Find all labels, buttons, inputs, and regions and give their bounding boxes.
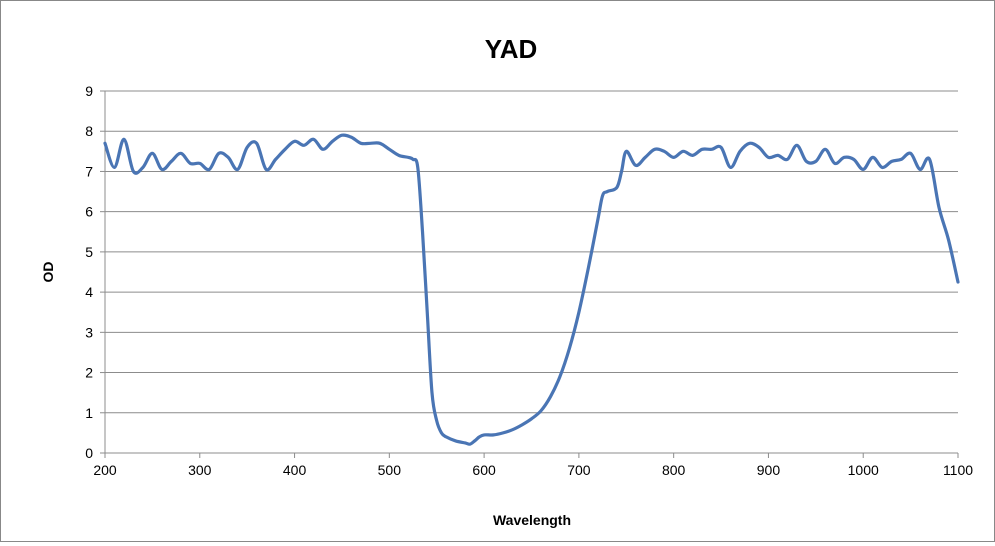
x-tick-labels: 200 300 400 500 600 700 800 900 1000 1100 xyxy=(93,462,973,478)
y-tick-label: 1 xyxy=(85,405,93,421)
x-tick-label: 200 xyxy=(93,462,117,478)
x-tick-label: 800 xyxy=(662,462,686,478)
y-tick-label: 0 xyxy=(85,445,93,461)
x-tick-label: 300 xyxy=(188,462,212,478)
y-axis-label: OD xyxy=(40,262,56,283)
y-tick-label: 9 xyxy=(85,83,93,99)
x-tick-label: 500 xyxy=(378,462,402,478)
axes xyxy=(100,90,959,458)
y-tick-label: 5 xyxy=(85,244,93,260)
x-axis-label: Wavelength xyxy=(493,512,571,528)
y-tick-label: 7 xyxy=(85,163,93,179)
series-line-0 xyxy=(103,133,960,446)
x-tick-label: 1000 xyxy=(848,462,879,478)
y-tick-label: 6 xyxy=(85,204,93,220)
gridlines xyxy=(105,90,958,414)
y-tick-label: 3 xyxy=(85,324,93,340)
y-tick-label: 8 xyxy=(85,123,93,139)
y-tick-label: 4 xyxy=(85,284,93,300)
y-tick-labels: 0 1 2 3 4 5 6 7 8 9 xyxy=(85,83,93,461)
x-tick-label: 900 xyxy=(757,462,781,478)
y-tick-label: 2 xyxy=(85,365,93,381)
x-tick-label: 1100 xyxy=(943,462,973,478)
x-tick-label: 700 xyxy=(567,462,591,478)
series-layer xyxy=(103,133,960,446)
chart-title: YAD xyxy=(485,34,538,64)
x-tick-label: 600 xyxy=(472,462,496,478)
x-tick-label: 400 xyxy=(283,462,307,478)
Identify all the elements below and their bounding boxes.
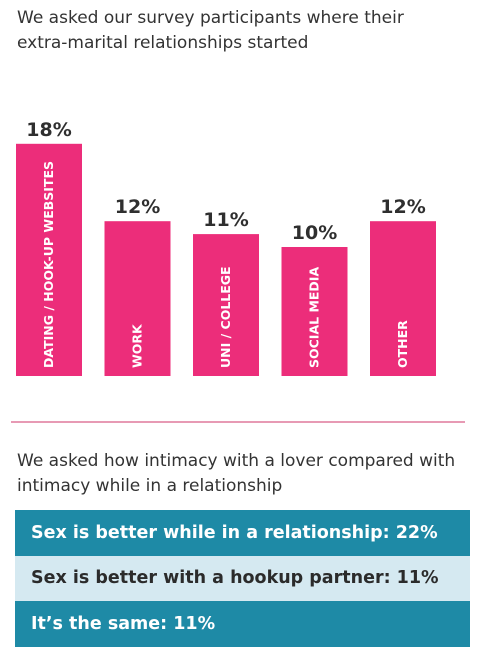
bar-3 — [281, 247, 348, 376]
bar-category-label-4: OTHER — [395, 320, 410, 368]
bar-category-label-0: DATING / HOOK-UP WEBSITES — [41, 161, 56, 368]
bar-value-label-4: 12% — [380, 196, 425, 218]
result-row-same: It’s the same: 11% — [15, 601, 470, 647]
result-row-relationship: Sex is better while in a relationship: 2… — [15, 510, 470, 556]
bar-1 — [104, 221, 171, 376]
bar-4 — [370, 221, 436, 376]
intimacy-results-list: Sex is better while in a relationship: 2… — [15, 510, 470, 647]
bar-2 — [193, 234, 259, 376]
bar-category-label-1: WORK — [130, 323, 145, 368]
bar-0 — [16, 143, 82, 376]
intimacy-intro-text: We asked how intimacy with a lover compa… — [17, 451, 456, 496]
bar-category-label-3: SOCIAL MEDIA — [307, 267, 322, 368]
section-divider — [11, 421, 465, 423]
bar-value-label-2: 11% — [203, 209, 248, 231]
bar-value-label-0: 18% — [26, 119, 71, 141]
chart-intro-text: We asked our survey participants where t… — [17, 8, 404, 53]
result-row-hookup: Sex is better with a hookup partner: 11% — [15, 556, 470, 601]
bar-category-label-2: UNI / COLLEGE — [218, 266, 233, 368]
bar-value-label-1: 12% — [115, 196, 160, 218]
bar-value-label-3: 10% — [292, 222, 337, 244]
bar-chart: 18% DATING / HOOK-UP WEBSITES 12% WORK 11% UN… — [16, 119, 436, 376]
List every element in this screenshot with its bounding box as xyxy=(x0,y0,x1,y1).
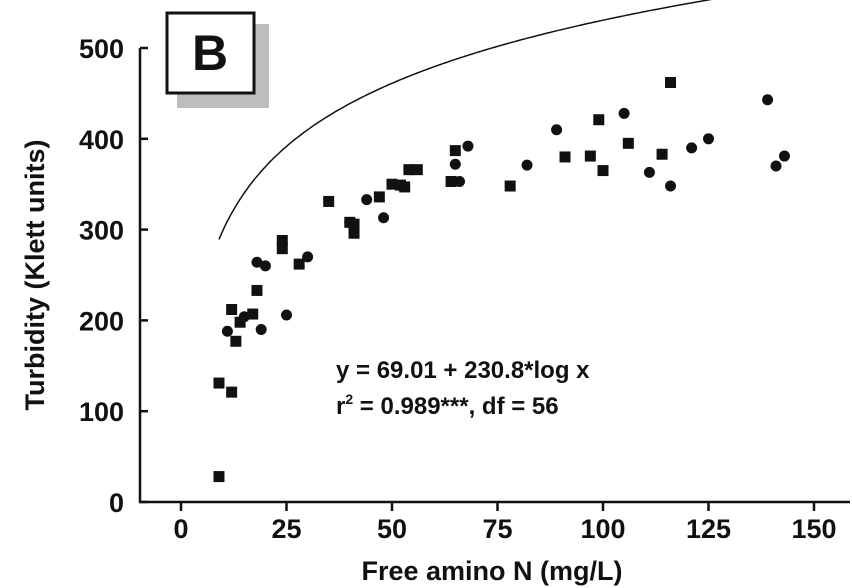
y-tick-label: 200 xyxy=(79,306,124,336)
data-point-circle xyxy=(302,251,314,263)
data-point-square xyxy=(230,335,242,347)
data-point-square xyxy=(403,164,415,176)
data-point-circle xyxy=(259,260,271,272)
y-tick-label: 100 xyxy=(79,397,124,427)
panel-badge-box xyxy=(165,11,256,95)
data-point-square xyxy=(213,471,225,483)
x-tick-label: 50 xyxy=(377,514,407,544)
r-squared-superscript: 2 xyxy=(345,391,353,407)
data-point-square xyxy=(622,137,634,149)
data-point-square xyxy=(226,386,238,398)
data-point-circle xyxy=(462,140,474,152)
y-tick-label: 0 xyxy=(109,488,124,518)
data-point-circle xyxy=(361,194,373,206)
data-point-square xyxy=(593,114,605,126)
data-point-square xyxy=(276,234,288,246)
data-point-square xyxy=(323,195,335,207)
data-point-square xyxy=(656,148,668,160)
data-point-square xyxy=(276,243,288,255)
x-tick-label: 100 xyxy=(580,514,625,544)
data-point-square xyxy=(597,165,609,177)
equation-annotation: y = 69.01 + 230.8*log x xyxy=(336,357,590,384)
data-point-circle xyxy=(221,325,233,337)
data-point-square xyxy=(247,308,259,320)
data-point-circle xyxy=(618,107,630,119)
data-point-circle xyxy=(251,256,263,268)
y-axis-title: Turbidity (Klett units) xyxy=(20,140,50,411)
data-point-square xyxy=(234,316,246,328)
data-point-square xyxy=(665,77,677,89)
data-point-square xyxy=(411,164,423,176)
data-point-square xyxy=(293,258,305,270)
x-tick-label: 25 xyxy=(271,514,301,544)
data-point-circle xyxy=(551,124,563,136)
data-point-circle xyxy=(255,323,267,335)
data-point-square xyxy=(584,150,596,162)
data-point-square xyxy=(386,178,398,190)
data-point-circle xyxy=(378,212,390,224)
data-point-square xyxy=(504,180,516,192)
data-point-circle xyxy=(762,94,774,106)
x-ticks: 0 25 50 75 100 125 150 xyxy=(173,502,837,544)
data-point-square xyxy=(445,175,457,187)
y-tick-label: 500 xyxy=(79,34,124,64)
data-point-square xyxy=(213,377,225,389)
data-point-circle xyxy=(686,142,698,154)
axes: 0 100 200 300 400 500 0 25 50 75 100 125 150 xyxy=(79,34,850,544)
data-point-circle xyxy=(665,180,677,192)
data-point-square xyxy=(348,227,360,239)
data-point-square xyxy=(399,181,411,193)
panel-letter: B xyxy=(192,25,228,81)
data-points xyxy=(213,77,790,483)
x-tick-label: 150 xyxy=(791,514,836,544)
x-tick-label: 125 xyxy=(686,514,731,544)
y-ticks: 0 100 200 300 400 500 xyxy=(79,34,148,518)
r-squared-value: = 0.989***, df = 56 xyxy=(353,393,558,420)
panel-badge: B xyxy=(165,11,269,108)
data-point-square xyxy=(559,151,571,163)
x-tick-label: 75 xyxy=(482,514,512,544)
y-tick-label: 400 xyxy=(79,125,124,155)
r-squared-annotation: r2 = 0.989***, df = 56 xyxy=(336,391,559,420)
data-point-square xyxy=(348,218,360,230)
data-point-circle xyxy=(643,166,655,178)
data-point-circle xyxy=(449,158,461,170)
y-tick-label: 300 xyxy=(79,216,124,246)
data-point-square xyxy=(373,191,385,203)
data-point-circle xyxy=(778,150,790,162)
x-tick-label: 0 xyxy=(173,514,188,544)
data-point-circle xyxy=(521,159,533,171)
data-point-circle xyxy=(703,133,714,145)
data-point-circle xyxy=(281,309,292,321)
data-point-circle xyxy=(454,175,466,187)
r-squared-prefix: r xyxy=(336,393,345,420)
data-point-square xyxy=(226,304,238,316)
fit-curve xyxy=(218,0,713,240)
data-point-square xyxy=(251,284,263,296)
x-axis-title: Free amino N (mg/L) xyxy=(361,556,622,586)
data-point-circle xyxy=(770,160,782,172)
data-point-square xyxy=(449,145,461,157)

================================

→ **EXERCISE PROMPT**
Rewrite every row above as a numbered list, skipping blank lines and leaving the pictures out.

→ **TASK RESPONSE**
1. Find all labels, buttons, inputs, and regions and give their bounding boxes.
2. x-tick-labels: 200 300 400 500 600 700 800 900 1000 1100 xyxy=(93,462,973,478)
3. y-tick-label: 1 xyxy=(85,405,93,421)
4. x-tick-label: 200 xyxy=(93,462,117,478)
5. x-tick-label: 800 xyxy=(662,462,686,478)
6. y-tick-label: 0 xyxy=(85,445,93,461)
7. x-tick-label: 300 xyxy=(188,462,212,478)
8. y-axis-label: OD xyxy=(40,262,56,283)
9. y-tick-label: 9 xyxy=(85,83,93,99)
10. x-tick-label: 500 xyxy=(378,462,402,478)
11. axes xyxy=(100,90,959,458)
12. y-tick-label: 5 xyxy=(85,244,93,260)
13. x-axis-label: Wavelength xyxy=(493,512,571,528)
14. y-tick-label: 7 xyxy=(85,163,93,179)
15. series-line-0 xyxy=(103,133,960,446)
16. x-tick-label: 1000 xyxy=(848,462,879,478)
17. y-tick-label: 6 xyxy=(85,204,93,220)
18. gridlines xyxy=(105,90,958,414)
19. y-tick-label: 3 xyxy=(85,324,93,340)
20. y-tick-label: 8 xyxy=(85,123,93,139)
21. y-tick-label: 4 xyxy=(85,284,93,300)
22. y-tick-labels: 0 1 2 3 4 5 6 7 8 9 xyxy=(85,83,93,461)
23. x-tick-label: 900 xyxy=(757,462,781,478)
24. y-tick-label: 2 xyxy=(85,365,93,381)
25. x-tick-label: 1100 xyxy=(943,462,973,478)
26. x-tick-label: 700 xyxy=(567,462,591,478)
27. series-layer xyxy=(103,133,960,446)
28. chart-title: YAD xyxy=(485,34,538,64)
29. x-tick-label: 600 xyxy=(472,462,496,478)
30. x-tick-label: 400 xyxy=(283,462,307,478)
31. Identify all the elements below and their bounding boxes.
32. bar-3 — [281, 247, 348, 376]
33. bar-category-label-4: OTHER — [395, 320, 410, 368]
34. bar-category-label-0: DATING / HOOK-UP WEBSITES — [41, 161, 56, 368]
35. bar-value-label-4: 12% — [380, 196, 425, 218]
36. result-row-same: It’s the same: 11% — [15, 601, 470, 647]
37. result-row-relationship: Sex is better while in a relationship: 2… — [15, 510, 470, 556]
38. bar-1 — [104, 221, 171, 376]
39. bar-4 — [370, 221, 436, 376]
40. intimacy-results-list: Sex is better while in a relationship: 2… — [15, 510, 470, 647]
41. bar-2 — [193, 234, 259, 376]
42. bar-category-label-1: WORK — [130, 323, 145, 368]
43. bar-0 — [16, 143, 82, 376]
44. intimacy-intro-text: We asked how intimacy with a lover compa… — [17, 451, 456, 496]
45. bar-category-label-3: SOCIAL MEDIA — [307, 267, 322, 368]
46. section-divider — [11, 421, 465, 423]
47. bar-value-label-2: 11% — [203, 209, 248, 231]
48. bar-value-label-0: 18% — [26, 119, 71, 141]
49. chart-intro-text: We asked our survey participants where t… — [17, 8, 404, 53]
50. result-row-hookup: Sex is better with a hookup partner: 11% — [15, 556, 470, 601]
51. bar-category-label-2: UNI / COLLEGE — [218, 266, 233, 368]
52. bar-value-label-1: 12% — [115, 196, 160, 218]
53. bar-value-label-3: 10% — [292, 222, 337, 244]
54. bar-chart: 18% DATING / HOOK-UP WEBSITES 12% WORK 11% UN… — [16, 119, 436, 376]
55. List every element in this screenshot with its bounding box as xyxy=(x0,y0,x1,y1).
56. y-tick-label: 200 xyxy=(79,306,124,336)
57. data-point-circle xyxy=(302,251,314,263)
58. data-point-square xyxy=(230,335,242,347)
59. data-point-square xyxy=(403,164,415,176)
60. data-point-circle xyxy=(259,260,271,272)
61. y-tick-label: 100 xyxy=(79,397,124,427)
62. panel-badge-box xyxy=(165,11,256,95)
63. data-point-square xyxy=(213,471,225,483)
64. x-tick-label: 50 xyxy=(377,514,407,544)
65. r-squared-superscript: 2 xyxy=(345,391,353,407)
66. data-point-square xyxy=(622,137,634,149)
67. data-point-square xyxy=(226,386,238,398)
68. data-point-circle xyxy=(462,140,474,152)
69. y-tick-label: 0 xyxy=(109,488,124,518)
70. data-point-circle xyxy=(361,194,373,206)
71. data-point-square xyxy=(593,114,605,126)
72. data-point-square xyxy=(276,234,288,246)
73. data-point-square xyxy=(323,195,335,207)
74. data-point-square xyxy=(656,148,668,160)
75. data-point-square xyxy=(276,243,288,255)
76. x-tick-label: 100 xyxy=(580,514,625,544)
77. data-point-square xyxy=(597,165,609,177)
78. equation-annotation: y = 69.01 + 230.8*log x xyxy=(336,357,590,384)
79. data-point-circle xyxy=(221,325,233,337)
80. data-point-square xyxy=(247,308,259,320)
81. data-point-circle xyxy=(618,107,630,119)
82. data-point-circle xyxy=(251,256,263,268)
83. y-axis-title: Turbidity (Klett units) xyxy=(20,140,50,411)
84. data-point-square xyxy=(234,316,246,328)
85. data-point-square xyxy=(665,77,677,89)
86. data-point-square xyxy=(411,164,423,176)
87. data-point-square xyxy=(293,258,305,270)
88. x-tick-label: 25 xyxy=(271,514,301,544)
89. data-point-circle xyxy=(551,124,563,136)
90. data-point-circle xyxy=(255,323,267,335)
91. data-point-square xyxy=(584,150,596,162)
92. data-point-square xyxy=(386,178,398,190)
93. data-point-circle xyxy=(378,212,390,224)
94. data-point-square xyxy=(504,180,516,192)
95. data-point-circle xyxy=(762,94,774,106)
96. x-ticks: 0 25 50 75 100 125 150 xyxy=(173,502,837,544)
97. data-point-square xyxy=(445,175,457,187)
98. y-tick-label: 500 xyxy=(79,34,124,64)
99. data-point-square xyxy=(213,377,225,389)
100. data-point-circle xyxy=(686,142,698,154)
101. axes: 0 100 200 300 400 500 0 25 50 75 100 125 150 xyxy=(79,34,850,544)
102. data-point-circle xyxy=(665,180,677,192)
103. data-point-square xyxy=(348,227,360,239)
104. data-point-square xyxy=(399,181,411,193)
105. panel-letter: B xyxy=(192,25,228,81)
106. data-points xyxy=(213,77,790,483)
107. x-tick-label: 150 xyxy=(791,514,836,544)
108. x-tick-label: 125 xyxy=(686,514,731,544)
109. y-ticks: 0 100 200 300 400 500 xyxy=(79,34,148,518)
110. r-squared-value: = 0.989***, df = 56 xyxy=(353,393,558,420)
111. panel-badge: B xyxy=(165,11,269,108)
112. data-point-square xyxy=(559,151,571,163)
113. x-tick-label: 75 xyxy=(482,514,512,544)
114. y-tick-label: 400 xyxy=(79,125,124,155)
115. r-squared-annotation: r2 = 0.989***, df = 56 xyxy=(336,391,559,420)
116. data-point-square xyxy=(348,218,360,230)
117. data-point-circle xyxy=(643,166,655,178)
118. data-point-circle xyxy=(449,158,461,170)
119. y-tick-label: 300 xyxy=(79,216,124,246)
120. data-point-square xyxy=(373,191,385,203)
121. data-point-circle xyxy=(778,150,790,162)
122. x-tick-label: 0 xyxy=(173,514,188,544)
123. data-point-circle xyxy=(521,159,533,171)
124. data-point-circle xyxy=(703,133,714,145)
125. data-point-circle xyxy=(281,309,292,321)
126. data-point-circle xyxy=(454,175,466,187)
127. r-squared-prefix: r xyxy=(336,393,345,420)
128. data-point-square xyxy=(226,304,238,316)
129. fit-curve xyxy=(218,0,713,240)
130. data-point-square xyxy=(251,284,263,296)
131. x-axis-title: Free amino N (mg/L) xyxy=(361,556,622,586)
132. data-point-circle xyxy=(770,160,782,172)
133. data-point-square xyxy=(449,145,461,157)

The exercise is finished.